**Records shown:**
::::::::::

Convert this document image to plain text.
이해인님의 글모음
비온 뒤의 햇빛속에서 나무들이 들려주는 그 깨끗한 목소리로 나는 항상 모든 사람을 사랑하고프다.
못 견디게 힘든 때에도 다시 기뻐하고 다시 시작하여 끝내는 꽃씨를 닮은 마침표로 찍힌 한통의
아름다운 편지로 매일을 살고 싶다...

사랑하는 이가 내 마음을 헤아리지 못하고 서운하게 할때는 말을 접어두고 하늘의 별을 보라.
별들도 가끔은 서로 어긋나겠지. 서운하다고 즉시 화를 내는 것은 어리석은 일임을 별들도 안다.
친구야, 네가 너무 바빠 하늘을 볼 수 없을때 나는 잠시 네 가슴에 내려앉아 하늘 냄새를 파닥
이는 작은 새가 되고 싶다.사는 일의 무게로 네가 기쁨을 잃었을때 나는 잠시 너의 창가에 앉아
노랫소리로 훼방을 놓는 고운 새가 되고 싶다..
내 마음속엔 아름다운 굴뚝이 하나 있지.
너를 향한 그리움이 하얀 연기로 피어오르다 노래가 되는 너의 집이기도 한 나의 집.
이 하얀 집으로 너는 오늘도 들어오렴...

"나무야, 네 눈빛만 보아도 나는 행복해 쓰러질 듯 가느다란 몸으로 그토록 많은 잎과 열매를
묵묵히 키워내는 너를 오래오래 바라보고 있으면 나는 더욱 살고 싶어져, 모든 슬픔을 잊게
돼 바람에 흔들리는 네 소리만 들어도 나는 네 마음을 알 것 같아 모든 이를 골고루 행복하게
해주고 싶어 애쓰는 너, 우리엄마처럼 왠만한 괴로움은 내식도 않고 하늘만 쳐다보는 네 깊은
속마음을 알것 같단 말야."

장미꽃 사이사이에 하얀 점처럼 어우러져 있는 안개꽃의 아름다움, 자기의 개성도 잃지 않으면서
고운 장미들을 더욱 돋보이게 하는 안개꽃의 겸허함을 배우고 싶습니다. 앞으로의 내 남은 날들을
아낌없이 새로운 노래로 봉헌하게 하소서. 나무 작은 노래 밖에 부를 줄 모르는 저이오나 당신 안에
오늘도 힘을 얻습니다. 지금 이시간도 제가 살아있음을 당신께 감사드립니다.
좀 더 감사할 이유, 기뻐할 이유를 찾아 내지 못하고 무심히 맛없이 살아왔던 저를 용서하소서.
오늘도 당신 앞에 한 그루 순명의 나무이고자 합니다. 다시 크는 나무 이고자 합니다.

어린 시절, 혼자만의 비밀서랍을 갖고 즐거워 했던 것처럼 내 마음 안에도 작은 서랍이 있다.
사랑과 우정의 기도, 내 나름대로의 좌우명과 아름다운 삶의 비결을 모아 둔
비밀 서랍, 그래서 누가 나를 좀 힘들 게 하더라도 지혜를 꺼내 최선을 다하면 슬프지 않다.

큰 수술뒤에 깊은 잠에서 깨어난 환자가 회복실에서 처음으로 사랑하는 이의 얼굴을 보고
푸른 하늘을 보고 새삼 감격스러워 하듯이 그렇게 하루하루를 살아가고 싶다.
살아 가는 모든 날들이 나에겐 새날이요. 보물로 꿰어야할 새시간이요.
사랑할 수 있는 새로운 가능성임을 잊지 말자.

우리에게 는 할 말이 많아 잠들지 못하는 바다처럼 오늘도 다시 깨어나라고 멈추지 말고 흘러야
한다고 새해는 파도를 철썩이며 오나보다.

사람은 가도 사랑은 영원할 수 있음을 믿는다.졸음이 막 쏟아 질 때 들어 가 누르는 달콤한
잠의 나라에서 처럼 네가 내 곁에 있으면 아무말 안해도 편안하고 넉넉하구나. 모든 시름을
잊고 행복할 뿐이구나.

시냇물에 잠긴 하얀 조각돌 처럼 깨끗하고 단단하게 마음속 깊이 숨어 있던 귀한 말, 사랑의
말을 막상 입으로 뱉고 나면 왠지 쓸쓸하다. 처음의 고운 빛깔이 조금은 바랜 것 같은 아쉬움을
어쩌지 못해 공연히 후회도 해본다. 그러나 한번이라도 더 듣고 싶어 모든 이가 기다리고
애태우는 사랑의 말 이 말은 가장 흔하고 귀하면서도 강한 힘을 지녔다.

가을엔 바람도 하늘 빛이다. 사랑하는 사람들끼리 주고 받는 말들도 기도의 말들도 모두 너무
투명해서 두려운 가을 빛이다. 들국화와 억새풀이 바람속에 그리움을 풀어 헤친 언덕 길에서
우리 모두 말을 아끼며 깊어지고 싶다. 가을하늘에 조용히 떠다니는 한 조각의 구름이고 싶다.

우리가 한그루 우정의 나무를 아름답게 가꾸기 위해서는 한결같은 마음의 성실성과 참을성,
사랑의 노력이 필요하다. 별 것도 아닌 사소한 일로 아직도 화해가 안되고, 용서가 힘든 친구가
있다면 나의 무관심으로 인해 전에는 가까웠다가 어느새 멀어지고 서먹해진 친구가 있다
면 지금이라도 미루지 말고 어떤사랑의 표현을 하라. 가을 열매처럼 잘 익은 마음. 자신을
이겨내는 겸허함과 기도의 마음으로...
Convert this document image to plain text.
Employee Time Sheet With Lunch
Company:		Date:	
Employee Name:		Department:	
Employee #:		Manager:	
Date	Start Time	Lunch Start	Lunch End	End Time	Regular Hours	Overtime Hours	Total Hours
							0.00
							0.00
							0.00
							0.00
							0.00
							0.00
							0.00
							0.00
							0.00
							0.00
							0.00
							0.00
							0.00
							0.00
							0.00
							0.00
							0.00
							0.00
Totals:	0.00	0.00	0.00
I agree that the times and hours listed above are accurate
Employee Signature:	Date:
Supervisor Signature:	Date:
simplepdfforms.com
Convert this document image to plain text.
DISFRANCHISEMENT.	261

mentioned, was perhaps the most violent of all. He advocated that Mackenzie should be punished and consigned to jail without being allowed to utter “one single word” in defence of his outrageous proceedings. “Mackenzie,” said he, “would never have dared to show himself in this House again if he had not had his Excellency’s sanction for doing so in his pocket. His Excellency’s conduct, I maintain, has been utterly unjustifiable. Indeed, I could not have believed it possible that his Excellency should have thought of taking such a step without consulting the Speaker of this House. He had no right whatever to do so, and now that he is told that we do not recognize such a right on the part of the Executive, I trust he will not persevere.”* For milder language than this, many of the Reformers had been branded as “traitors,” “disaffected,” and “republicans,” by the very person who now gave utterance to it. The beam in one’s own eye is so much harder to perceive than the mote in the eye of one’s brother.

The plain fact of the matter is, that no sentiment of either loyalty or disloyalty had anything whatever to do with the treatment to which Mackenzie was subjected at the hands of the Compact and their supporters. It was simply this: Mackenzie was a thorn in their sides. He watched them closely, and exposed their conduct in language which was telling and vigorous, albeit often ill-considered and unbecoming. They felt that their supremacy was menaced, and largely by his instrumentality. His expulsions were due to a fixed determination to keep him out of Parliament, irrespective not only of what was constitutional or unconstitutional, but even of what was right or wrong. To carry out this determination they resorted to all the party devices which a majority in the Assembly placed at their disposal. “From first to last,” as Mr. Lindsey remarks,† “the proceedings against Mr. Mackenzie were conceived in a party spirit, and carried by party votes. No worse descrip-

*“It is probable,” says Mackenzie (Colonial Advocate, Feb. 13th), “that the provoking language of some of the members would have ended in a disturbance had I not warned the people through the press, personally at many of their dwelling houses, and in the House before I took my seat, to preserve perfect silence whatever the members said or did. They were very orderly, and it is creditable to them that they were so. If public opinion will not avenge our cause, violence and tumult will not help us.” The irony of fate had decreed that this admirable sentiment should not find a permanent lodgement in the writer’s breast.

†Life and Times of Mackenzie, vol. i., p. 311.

::::::::::

**Aim:**
Print the whole listing exactly as it is.

**Task solution:**
Convert this document image to plain text.
이해인님의 글모음
비온 뒤의 햇빛속에서 나무들이 들려주는 그 깨끗한 목소리로 나는 항상 모든 사람을 사랑하고프다.
못 견디게 힘든 때에도 다시 기뻐하고 다시 시작하여 끝내는 꽃씨를 닮은 마침표로 찍힌 한통의
아름다운 편지로 매일을 살고 싶다...

사랑하는 이가 내 마음을 헤아리지 못하고 서운하게 할때는 말을 접어두고 하늘의 별을 보라.
별들도 가끔은 서로 어긋나겠지. 서운하다고 즉시 화를 내는 것은 어리석은 일임을 별들도 안다.
친구야, 네가 너무 바빠 하늘을 볼 수 없을때 나는 잠시 네 가슴에 내려앉아 하늘 냄새를 파닥
이는 작은 새가 되고 싶다.사는 일의 무게로 네가 기쁨을 잃었을때 나는 잠시 너의 창가에 앉아
노랫소리로 훼방을 놓는 고운 새가 되고 싶다..
내 마음속엔 아름다운 굴뚝이 하나 있지.
너를 향한 그리움이 하얀 연기로 피어오르다 노래가 되는 너의 집이기도 한 나의 집.
이 하얀 집으로 너는 오늘도 들어오렴...

"나무야, 네 눈빛만 보아도 나는 행복해 쓰러질 듯 가느다란 몸으로 그토록 많은 잎과 열매를
묵묵히 키워내는 너를 오래오래 바라보고 있으면 나는 더욱 살고 싶어져, 모든 슬픔을 잊게
돼 바람에 흔들리는 네 소리만 들어도 나는 네 마음을 알 것 같아 모든 이를 골고루 행복하게
해주고 싶어 애쓰는 너, 우리엄마처럼 왠만한 괴로움은 내식도 않고 하늘만 쳐다보는 네 깊은
속마음을 알것 같단 말야."

장미꽃 사이사이에 하얀 점처럼 어우러져 있는 안개꽃의 아름다움, 자기의 개성도 잃지 않으면서
고운 장미들을 더욱 돋보이게 하는 안개꽃의 겸허함을 배우고 싶습니다. 앞으로의 내 남은 날들을
아낌없이 새로운 노래로 봉헌하게 하소서. 나무 작은 노래 밖에 부를 줄 모르는 저이오나 당신 안에
오늘도 힘을 얻습니다. 지금 이시간도 제가 살아있음을 당신께 감사드립니다.
좀 더 감사할 이유, 기뻐할 이유를 찾아 내지 못하고 무심히 맛없이 살아왔던 저를 용서하소서.
오늘도 당신 앞에 한 그루 순명의 나무이고자 합니다. 다시 크는 나무 이고자 합니다.

어린 시절, 혼자만의 비밀서랍을 갖고 즐거워 했던 것처럼 내 마음 안에도 작은 서랍이 있다.
사랑과 우정의 기도, 내 나름대로의 좌우명과 아름다운 삶의 비결을 모아 둔
비밀 서랍, 그래서 누가 나를 좀 힘들 게 하더라도 지혜를 꺼내 최선을 다하면 슬프지 않다.

큰 수술뒤에 깊은 잠에서 깨어난 환자가 회복실에서 처음으로 사랑하는 이의 얼굴을 보고
푸른 하늘을 보고 새삼 감격스러워 하듯이 그렇게 하루하루를 살아가고 싶다.
살아 가는 모든 날들이 나에겐 새날이요. 보물로 꿰어야할 새시간이요.
사랑할 수 있는 새로운 가능성임을 잊지 말자.

우리에게 는 할 말이 많아 잠들지 못하는 바다처럼 오늘도 다시 깨어나라고 멈추지 말고 흘러야
한다고 새해는 파도를 철썩이며 오나보다.

사람은 가도 사랑은 영원할 수 있음을 믿는다.졸음이 막 쏟아 질 때 들어 가 누르는 달콤한
잠의 나라에서 처럼 네가 내 곁에 있으면 아무말 안해도 편안하고 넉넉하구나. 모든 시름을
잊고 행복할 뿐이구나.

시냇물에 잠긴 하얀 조각돌 처럼 깨끗하고 단단하게 마음속 깊이 숨어 있던 귀한 말, 사랑의
말을 막상 입으로 뱉고 나면 왠지 쓸쓸하다. 처음의 고운 빛깔이 조금은 바랜 것 같은 아쉬움을
어쩌지 못해 공연히 후회도 해본다. 그러나 한번이라도 더 듣고 싶어 모든 이가 기다리고
애태우는 사랑의 말 이 말은 가장 흔하고 귀하면서도 강한 힘을 지녔다.

가을엔 바람도 하늘 빛이다. 사랑하는 사람들끼리 주고 받는 말들도 기도의 말들도 모두 너무
투명해서 두려운 가을 빛이다. 들국화와 억새풀이 바람속에 그리움을 풀어 헤친 언덕 길에서
우리 모두 말을 아끼며 깊어지고 싶다. 가을하늘에 조용히 떠다니는 한 조각의 구름이고 싶다.

우리가 한그루 우정의 나무를 아름답게 가꾸기 위해서는 한결같은 마음의 성실성과 참을성,
사랑의 노력이 필요하다. 별 것도 아닌 사소한 일로 아직도 화해가 안되고, 용서가 힘든 친구가
있다면 나의 무관심으로 인해 전에는 가까웠다가 어느새 멀어지고 서먹해진 친구가 있다
면 지금이라도 미루지 말고 어떤사랑의 표현을 하라. 가을 열매처럼 잘 익은 마음. 자신을
이겨내는 겸허함과 기도의 마음으로...
Convert this document image to plain text.
Employee Time Sheet With Lunch
Company:		Date:	
Employee Name:		Department:	
Employee #:		Manager:	
Date	Start Time	Lunch Start	Lunch End	End Time	Regular Hours	Overtime Hours	Total Hours
							0.00
							0.00
							0.00
							0.00
							0.00
							0.00
							0.00
							0.00
							0.00
							0.00
							0.00
							0.00
							0.00
							0.00
							0.00
							0.00
							0.00
							0.00
Totals:	0.00	0.00	0.00
I agree that the times and hours listed above are accurate
Employee Signature:	Date:
Supervisor Signature:	Date:
simplepdfforms.com
Convert this document image to plain text.
DISFRANCHISEMENT.	261

mentioned, was perhaps the most violent of all. He advocated that Mackenzie should be punished and consigned to jail without being allowed to utter “one single word” in defence of his outrageous proceedings. “Mackenzie,” said he, “would never have dared to show himself in this House again if he had not had his Excellency’s sanction for doing so in his pocket. His Excellency’s conduct, I maintain, has been utterly unjustifiable. Indeed, I could not have believed it possible that his Excellency should have thought of taking such a step without consulting the Speaker of this House. He had no right whatever to do so, and now that he is told that we do not recognize such a right on the part of the Executive, I trust he will not persevere.”* For milder language than this, many of the Reformers had been branded as “traitors,” “disaffected,” and “republicans,” by the very person who now gave utterance to it. The beam in one’s own eye is so much harder to perceive than the mote in the eye of one’s brother.

The plain fact of the matter is, that no sentiment of either loyalty or disloyalty had anything whatever to do with the treatment to which Mackenzie was subjected at the hands of the Compact and their supporters. It was simply this: Mackenzie was a thorn in their sides. He watched them closely, and exposed their conduct in language which was telling and vigorous, albeit often ill-considered and unbecoming. They felt that their supremacy was menaced, and largely by his instrumentality. His expulsions were due to a fixed determination to keep him out of Parliament, irrespective not only of what was constitutional or unconstitutional, but even of what was right or wrong. To carry out this determination they resorted to all the party devices which a majority in the Assembly placed at their disposal. “From first to last,” as Mr. Lindsey remarks,† “the proceedings against Mr. Mackenzie were conceived in a party spirit, and carried by party votes. No worse descrip-

*“It is probable,” says Mackenzie (Colonial Advocate, Feb. 13th), “that the provoking language of some of the members would have ended in a disturbance had I not warned the people through the press, personally at many of their dwelling houses, and in the House before I took my seat, to preserve perfect silence whatever the members said or did. They were very orderly, and it is creditable to them that they were so. If public opinion will not avenge our cause, violence and tumult will not help us.” The irony of fate had decreed that this admirable sentiment should not find a permanent lodgement in the writer’s breast.

†Life and Times of Mackenzie, vol. i., p. 311.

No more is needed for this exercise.